_Your goal_.
Copy all lines below containing "Lord".

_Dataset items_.

+ + +

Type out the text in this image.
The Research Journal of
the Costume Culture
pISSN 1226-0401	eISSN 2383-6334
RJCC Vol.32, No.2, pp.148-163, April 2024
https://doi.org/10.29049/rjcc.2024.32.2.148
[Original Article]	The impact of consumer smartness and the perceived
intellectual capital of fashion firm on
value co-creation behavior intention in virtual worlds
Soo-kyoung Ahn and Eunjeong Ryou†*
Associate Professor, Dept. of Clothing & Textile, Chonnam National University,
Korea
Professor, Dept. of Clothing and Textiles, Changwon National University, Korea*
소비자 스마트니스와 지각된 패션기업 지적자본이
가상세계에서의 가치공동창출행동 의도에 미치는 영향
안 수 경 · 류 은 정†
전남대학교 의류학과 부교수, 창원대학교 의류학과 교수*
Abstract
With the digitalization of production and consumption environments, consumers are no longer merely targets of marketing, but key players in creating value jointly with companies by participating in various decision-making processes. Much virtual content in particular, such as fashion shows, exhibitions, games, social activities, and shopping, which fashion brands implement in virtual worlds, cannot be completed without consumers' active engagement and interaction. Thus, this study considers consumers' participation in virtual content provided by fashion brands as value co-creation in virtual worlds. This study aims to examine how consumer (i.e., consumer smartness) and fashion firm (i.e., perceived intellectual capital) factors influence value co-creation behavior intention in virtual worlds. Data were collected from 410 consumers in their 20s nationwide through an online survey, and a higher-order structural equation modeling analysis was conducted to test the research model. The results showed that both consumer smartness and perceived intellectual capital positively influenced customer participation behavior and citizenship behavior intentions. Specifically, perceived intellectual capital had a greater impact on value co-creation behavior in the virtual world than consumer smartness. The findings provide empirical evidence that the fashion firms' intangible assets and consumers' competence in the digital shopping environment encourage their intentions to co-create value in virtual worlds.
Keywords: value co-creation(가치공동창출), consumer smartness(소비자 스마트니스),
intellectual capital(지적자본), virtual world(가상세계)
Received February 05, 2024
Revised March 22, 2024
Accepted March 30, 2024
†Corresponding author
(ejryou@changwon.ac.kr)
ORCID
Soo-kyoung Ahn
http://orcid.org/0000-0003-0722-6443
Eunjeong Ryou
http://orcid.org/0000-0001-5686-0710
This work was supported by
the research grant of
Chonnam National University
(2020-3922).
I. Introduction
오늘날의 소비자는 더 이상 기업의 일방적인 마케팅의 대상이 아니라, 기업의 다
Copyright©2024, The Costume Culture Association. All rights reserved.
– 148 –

+ + +

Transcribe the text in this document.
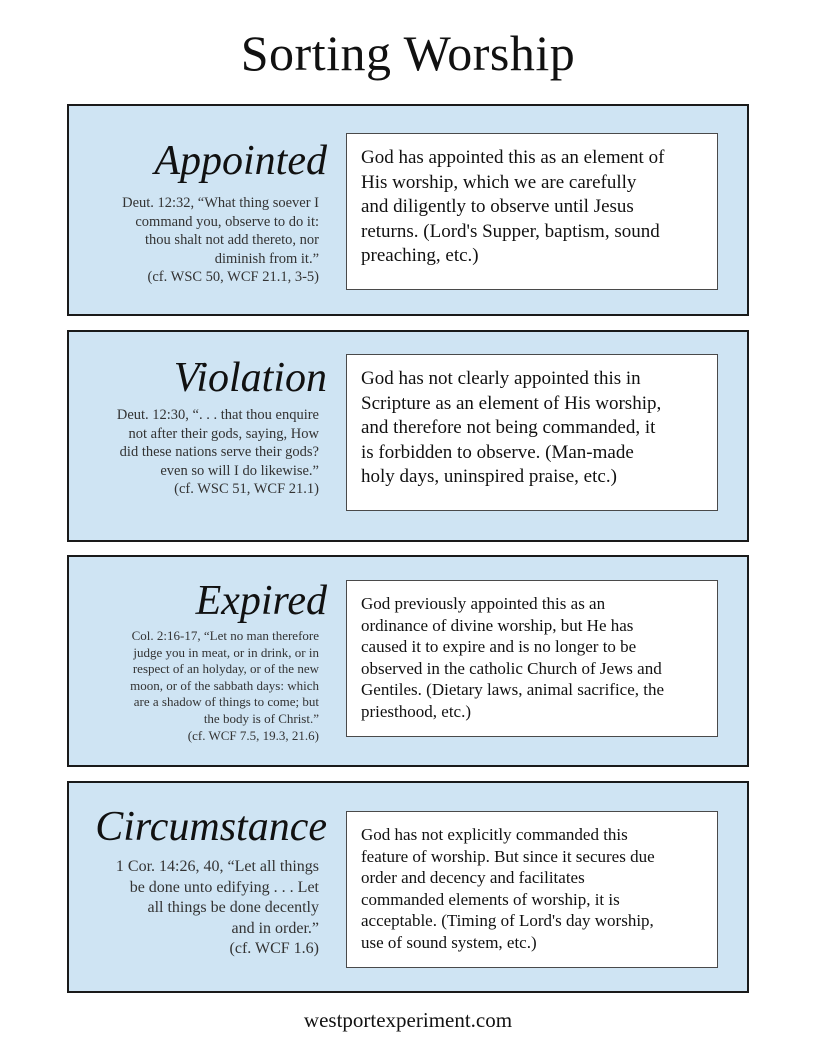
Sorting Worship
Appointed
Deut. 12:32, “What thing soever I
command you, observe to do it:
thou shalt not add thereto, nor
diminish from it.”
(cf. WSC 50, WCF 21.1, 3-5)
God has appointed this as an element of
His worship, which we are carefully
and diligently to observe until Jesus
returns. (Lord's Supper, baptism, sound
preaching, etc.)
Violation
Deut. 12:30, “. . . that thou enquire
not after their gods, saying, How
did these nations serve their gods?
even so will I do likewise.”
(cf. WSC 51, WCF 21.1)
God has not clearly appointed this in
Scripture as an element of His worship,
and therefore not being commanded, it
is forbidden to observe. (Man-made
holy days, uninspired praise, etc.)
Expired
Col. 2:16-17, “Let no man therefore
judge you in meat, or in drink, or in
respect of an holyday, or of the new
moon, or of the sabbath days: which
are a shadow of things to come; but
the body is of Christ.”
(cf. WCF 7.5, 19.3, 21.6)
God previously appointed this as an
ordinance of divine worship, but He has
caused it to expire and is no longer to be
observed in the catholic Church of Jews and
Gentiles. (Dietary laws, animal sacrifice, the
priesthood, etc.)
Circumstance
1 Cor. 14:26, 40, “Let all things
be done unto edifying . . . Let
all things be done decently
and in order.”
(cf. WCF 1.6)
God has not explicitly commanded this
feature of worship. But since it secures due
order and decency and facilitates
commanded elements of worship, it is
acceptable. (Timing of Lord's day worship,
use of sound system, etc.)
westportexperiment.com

+ + +

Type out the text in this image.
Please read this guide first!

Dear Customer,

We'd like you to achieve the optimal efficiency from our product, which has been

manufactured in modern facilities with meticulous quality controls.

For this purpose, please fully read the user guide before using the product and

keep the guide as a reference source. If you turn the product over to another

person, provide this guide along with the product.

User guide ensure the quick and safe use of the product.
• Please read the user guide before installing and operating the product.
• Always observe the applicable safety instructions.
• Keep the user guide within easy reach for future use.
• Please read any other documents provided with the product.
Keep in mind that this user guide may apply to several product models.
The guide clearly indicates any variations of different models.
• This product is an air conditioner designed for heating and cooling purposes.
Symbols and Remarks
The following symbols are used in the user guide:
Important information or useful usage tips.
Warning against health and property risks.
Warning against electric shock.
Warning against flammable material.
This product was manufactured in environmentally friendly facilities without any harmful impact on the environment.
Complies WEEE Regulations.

+ + +

_Exercise answer_.
returns. (Lord's Supper, baptism, sound
acceptable. (Timing of Lord's day worship,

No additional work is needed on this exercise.